--- Start INFORMATION SUPPLIED ---

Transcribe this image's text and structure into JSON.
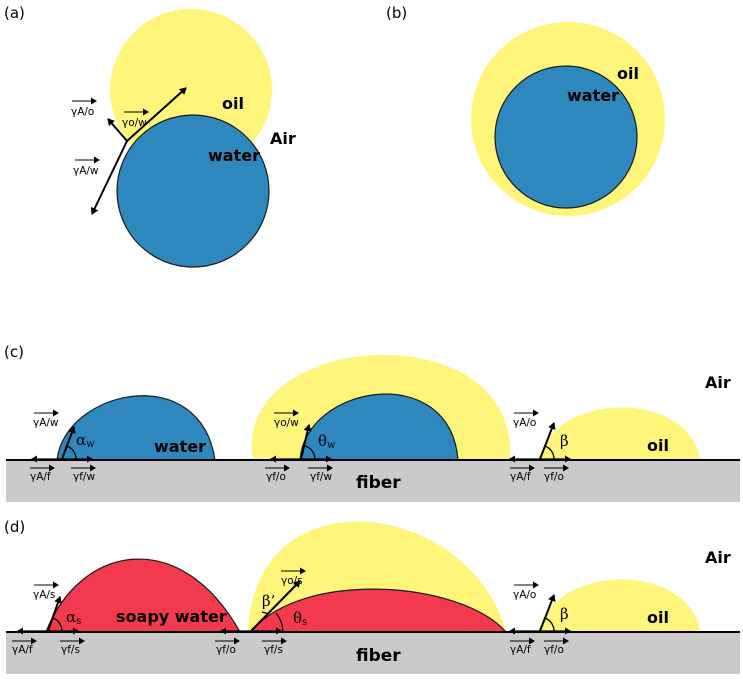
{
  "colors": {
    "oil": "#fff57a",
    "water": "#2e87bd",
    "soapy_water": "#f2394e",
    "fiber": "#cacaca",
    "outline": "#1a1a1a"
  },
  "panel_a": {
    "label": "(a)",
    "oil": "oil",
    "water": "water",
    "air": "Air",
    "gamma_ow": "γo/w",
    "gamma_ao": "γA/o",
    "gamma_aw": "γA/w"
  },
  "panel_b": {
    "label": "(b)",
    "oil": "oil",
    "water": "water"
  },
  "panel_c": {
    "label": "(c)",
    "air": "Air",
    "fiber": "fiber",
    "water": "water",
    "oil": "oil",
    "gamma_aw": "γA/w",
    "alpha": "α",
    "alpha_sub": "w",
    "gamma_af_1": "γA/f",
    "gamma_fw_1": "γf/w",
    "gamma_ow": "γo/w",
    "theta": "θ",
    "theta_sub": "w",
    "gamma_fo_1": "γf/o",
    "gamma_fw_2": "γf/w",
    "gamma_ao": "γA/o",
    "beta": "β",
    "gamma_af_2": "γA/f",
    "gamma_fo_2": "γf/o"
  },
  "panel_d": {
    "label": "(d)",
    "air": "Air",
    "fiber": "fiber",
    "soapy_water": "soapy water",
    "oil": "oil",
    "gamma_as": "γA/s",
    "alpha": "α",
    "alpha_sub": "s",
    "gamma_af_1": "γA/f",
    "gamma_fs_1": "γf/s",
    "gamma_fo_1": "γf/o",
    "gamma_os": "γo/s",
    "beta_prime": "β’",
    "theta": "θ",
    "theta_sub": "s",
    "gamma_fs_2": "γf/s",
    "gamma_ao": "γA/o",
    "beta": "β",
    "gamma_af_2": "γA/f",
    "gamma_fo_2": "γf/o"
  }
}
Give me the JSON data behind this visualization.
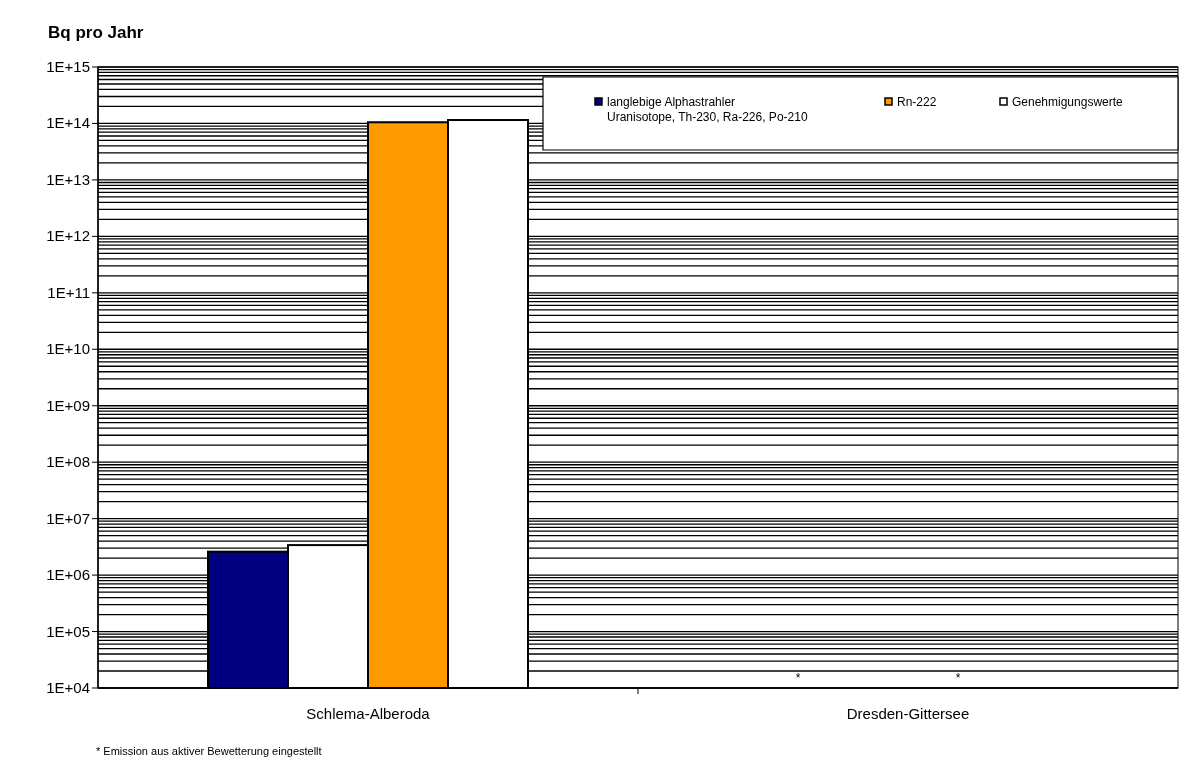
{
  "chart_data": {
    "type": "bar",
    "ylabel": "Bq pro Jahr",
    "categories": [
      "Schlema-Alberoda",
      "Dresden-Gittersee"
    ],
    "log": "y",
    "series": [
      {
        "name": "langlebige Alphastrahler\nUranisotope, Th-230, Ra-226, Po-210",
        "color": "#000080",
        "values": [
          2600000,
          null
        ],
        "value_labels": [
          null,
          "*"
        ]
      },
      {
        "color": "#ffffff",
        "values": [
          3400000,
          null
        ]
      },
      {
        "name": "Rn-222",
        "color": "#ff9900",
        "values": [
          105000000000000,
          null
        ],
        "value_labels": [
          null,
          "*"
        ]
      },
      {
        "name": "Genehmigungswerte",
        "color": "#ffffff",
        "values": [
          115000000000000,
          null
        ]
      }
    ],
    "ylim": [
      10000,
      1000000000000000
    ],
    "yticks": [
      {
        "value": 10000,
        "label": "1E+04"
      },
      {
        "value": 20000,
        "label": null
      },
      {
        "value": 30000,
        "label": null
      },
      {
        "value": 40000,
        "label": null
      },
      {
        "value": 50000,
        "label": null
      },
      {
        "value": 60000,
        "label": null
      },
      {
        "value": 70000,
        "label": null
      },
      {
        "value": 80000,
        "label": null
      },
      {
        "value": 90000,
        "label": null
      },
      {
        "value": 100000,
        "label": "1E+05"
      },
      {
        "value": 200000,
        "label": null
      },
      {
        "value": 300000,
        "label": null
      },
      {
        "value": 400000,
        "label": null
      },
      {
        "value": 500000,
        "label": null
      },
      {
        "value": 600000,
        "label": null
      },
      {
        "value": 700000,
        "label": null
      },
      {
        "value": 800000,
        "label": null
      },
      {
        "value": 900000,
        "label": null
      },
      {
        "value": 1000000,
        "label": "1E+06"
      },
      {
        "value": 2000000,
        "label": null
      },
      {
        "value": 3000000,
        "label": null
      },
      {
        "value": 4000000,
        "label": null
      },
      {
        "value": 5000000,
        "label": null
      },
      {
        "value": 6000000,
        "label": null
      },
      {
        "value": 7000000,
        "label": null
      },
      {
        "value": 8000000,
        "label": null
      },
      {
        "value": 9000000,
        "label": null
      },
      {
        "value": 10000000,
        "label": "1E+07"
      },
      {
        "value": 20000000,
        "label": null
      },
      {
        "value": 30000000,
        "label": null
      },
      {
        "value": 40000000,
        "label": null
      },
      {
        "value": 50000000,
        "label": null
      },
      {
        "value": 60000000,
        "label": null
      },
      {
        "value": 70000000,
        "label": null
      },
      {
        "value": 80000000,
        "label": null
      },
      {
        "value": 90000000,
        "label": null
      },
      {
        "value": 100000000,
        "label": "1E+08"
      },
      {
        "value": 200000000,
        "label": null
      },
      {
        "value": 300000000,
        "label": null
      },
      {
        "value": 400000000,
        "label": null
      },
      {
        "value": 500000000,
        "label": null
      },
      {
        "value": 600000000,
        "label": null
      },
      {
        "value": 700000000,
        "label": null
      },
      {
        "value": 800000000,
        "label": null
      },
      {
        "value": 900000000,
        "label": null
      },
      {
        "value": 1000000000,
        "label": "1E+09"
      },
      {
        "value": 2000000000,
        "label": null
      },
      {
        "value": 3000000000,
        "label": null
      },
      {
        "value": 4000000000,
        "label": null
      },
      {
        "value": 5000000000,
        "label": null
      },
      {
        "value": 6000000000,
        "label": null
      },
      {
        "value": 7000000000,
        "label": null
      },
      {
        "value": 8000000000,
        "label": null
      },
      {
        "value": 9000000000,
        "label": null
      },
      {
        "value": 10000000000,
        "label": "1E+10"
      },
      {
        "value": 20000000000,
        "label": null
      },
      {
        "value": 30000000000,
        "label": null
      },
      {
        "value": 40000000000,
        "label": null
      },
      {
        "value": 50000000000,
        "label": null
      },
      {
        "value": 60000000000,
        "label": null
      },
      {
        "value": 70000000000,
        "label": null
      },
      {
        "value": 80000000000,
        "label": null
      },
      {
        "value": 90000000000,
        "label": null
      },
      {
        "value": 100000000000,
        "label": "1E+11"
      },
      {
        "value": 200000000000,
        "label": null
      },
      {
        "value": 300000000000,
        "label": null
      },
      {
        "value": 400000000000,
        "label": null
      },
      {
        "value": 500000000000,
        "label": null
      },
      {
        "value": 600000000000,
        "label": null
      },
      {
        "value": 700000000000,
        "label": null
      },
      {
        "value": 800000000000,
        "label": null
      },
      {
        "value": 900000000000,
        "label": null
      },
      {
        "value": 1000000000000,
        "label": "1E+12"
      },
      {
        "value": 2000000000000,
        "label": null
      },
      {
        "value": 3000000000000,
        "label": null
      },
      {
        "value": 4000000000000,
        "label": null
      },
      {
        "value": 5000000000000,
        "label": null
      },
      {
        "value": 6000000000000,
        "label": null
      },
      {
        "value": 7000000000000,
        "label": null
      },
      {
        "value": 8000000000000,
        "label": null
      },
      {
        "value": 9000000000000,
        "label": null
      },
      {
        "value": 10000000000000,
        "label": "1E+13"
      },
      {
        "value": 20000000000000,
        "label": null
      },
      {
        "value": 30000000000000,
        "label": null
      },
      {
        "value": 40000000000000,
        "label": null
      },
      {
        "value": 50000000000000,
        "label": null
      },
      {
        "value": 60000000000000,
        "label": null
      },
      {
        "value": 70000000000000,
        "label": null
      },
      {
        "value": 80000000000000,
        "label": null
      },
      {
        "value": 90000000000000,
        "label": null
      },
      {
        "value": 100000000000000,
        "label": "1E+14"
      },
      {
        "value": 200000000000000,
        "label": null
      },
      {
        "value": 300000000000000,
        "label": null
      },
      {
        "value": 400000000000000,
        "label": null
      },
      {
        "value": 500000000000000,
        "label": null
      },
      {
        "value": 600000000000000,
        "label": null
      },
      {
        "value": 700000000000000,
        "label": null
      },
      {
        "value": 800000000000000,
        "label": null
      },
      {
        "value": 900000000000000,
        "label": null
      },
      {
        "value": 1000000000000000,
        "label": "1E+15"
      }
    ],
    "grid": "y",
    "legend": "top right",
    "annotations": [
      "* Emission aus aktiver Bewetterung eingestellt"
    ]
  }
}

--- End INFORMATION SUPPLIED ---
--- Start INFORMATION SUPPLIED ---

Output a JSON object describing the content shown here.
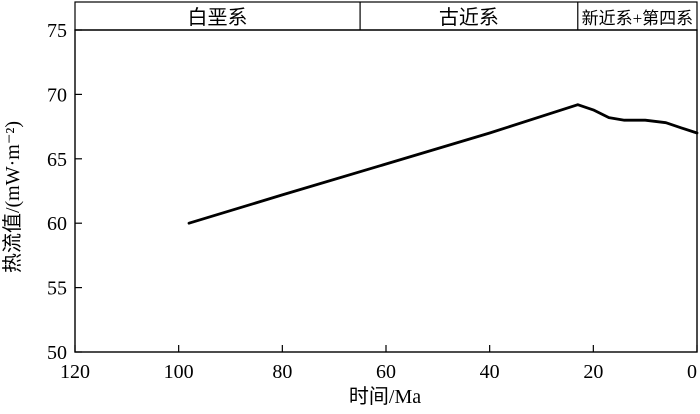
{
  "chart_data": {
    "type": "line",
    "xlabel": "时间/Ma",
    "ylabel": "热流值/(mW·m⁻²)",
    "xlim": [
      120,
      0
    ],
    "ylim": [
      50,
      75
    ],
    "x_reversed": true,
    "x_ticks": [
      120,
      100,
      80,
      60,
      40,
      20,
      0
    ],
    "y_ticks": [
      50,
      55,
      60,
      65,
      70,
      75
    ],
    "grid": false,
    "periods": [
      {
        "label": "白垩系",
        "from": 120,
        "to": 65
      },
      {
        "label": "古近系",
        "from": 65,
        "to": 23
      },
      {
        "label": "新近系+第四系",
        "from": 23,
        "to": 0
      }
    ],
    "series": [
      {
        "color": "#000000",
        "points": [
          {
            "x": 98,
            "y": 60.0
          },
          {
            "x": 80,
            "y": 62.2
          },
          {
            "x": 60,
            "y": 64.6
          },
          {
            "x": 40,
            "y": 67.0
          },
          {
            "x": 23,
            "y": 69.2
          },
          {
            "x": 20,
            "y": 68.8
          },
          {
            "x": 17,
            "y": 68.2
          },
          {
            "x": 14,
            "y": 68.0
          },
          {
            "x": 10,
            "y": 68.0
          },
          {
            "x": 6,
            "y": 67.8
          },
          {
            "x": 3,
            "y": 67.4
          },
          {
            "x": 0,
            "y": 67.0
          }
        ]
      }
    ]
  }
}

--- End INFORMATION SUPPLIED ---
--- Start INFORMATION SUPPLIED ---

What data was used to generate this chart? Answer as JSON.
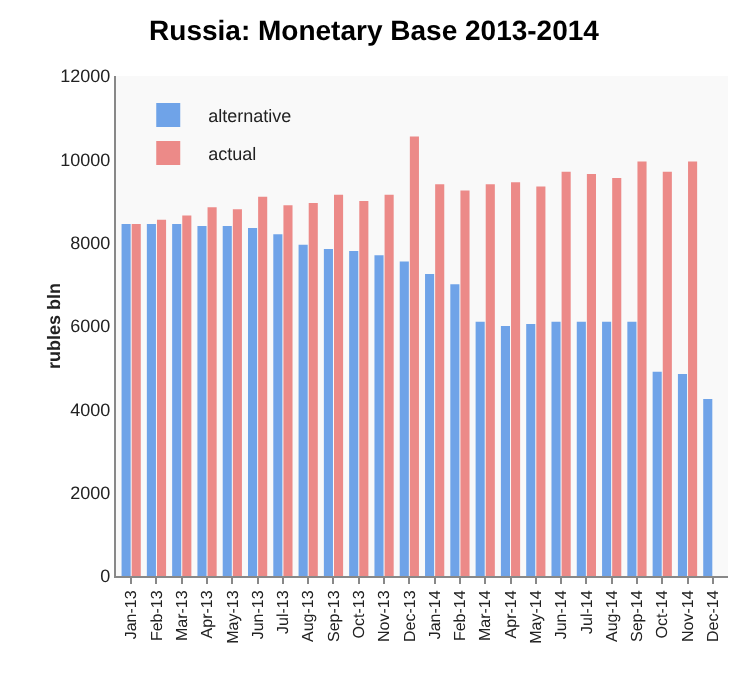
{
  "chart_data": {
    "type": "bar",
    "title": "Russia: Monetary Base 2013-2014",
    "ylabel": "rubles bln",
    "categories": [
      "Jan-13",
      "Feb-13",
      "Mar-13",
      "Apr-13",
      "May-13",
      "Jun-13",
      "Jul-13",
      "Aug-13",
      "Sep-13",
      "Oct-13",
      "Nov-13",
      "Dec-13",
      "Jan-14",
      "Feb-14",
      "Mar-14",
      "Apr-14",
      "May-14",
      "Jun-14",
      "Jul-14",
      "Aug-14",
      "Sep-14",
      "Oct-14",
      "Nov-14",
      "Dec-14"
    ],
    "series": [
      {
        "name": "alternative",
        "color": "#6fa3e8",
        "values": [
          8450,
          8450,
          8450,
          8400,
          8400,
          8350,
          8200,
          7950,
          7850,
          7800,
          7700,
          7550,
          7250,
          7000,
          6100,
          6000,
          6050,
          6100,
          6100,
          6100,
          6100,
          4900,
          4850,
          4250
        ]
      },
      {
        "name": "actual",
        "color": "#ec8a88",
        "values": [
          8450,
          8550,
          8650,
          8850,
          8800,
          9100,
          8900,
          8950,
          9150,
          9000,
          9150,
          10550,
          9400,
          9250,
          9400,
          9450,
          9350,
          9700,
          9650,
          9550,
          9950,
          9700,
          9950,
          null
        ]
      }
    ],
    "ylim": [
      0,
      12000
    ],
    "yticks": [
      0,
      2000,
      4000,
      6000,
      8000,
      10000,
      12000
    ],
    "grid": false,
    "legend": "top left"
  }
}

--- End INFORMATION SUPPLIED ---

### STATED PROBLEM
Show every line above in which the word "name" occurs.

### CORRECT ANSWER
        "name": "langlebige Alphastrahler\nUranisotope, Th-230, Ra-226, Po-210",
        "name": "Rn-222",
        "name": "Genehmigungswerte",
        "name": "alternative",
        "name": "actual",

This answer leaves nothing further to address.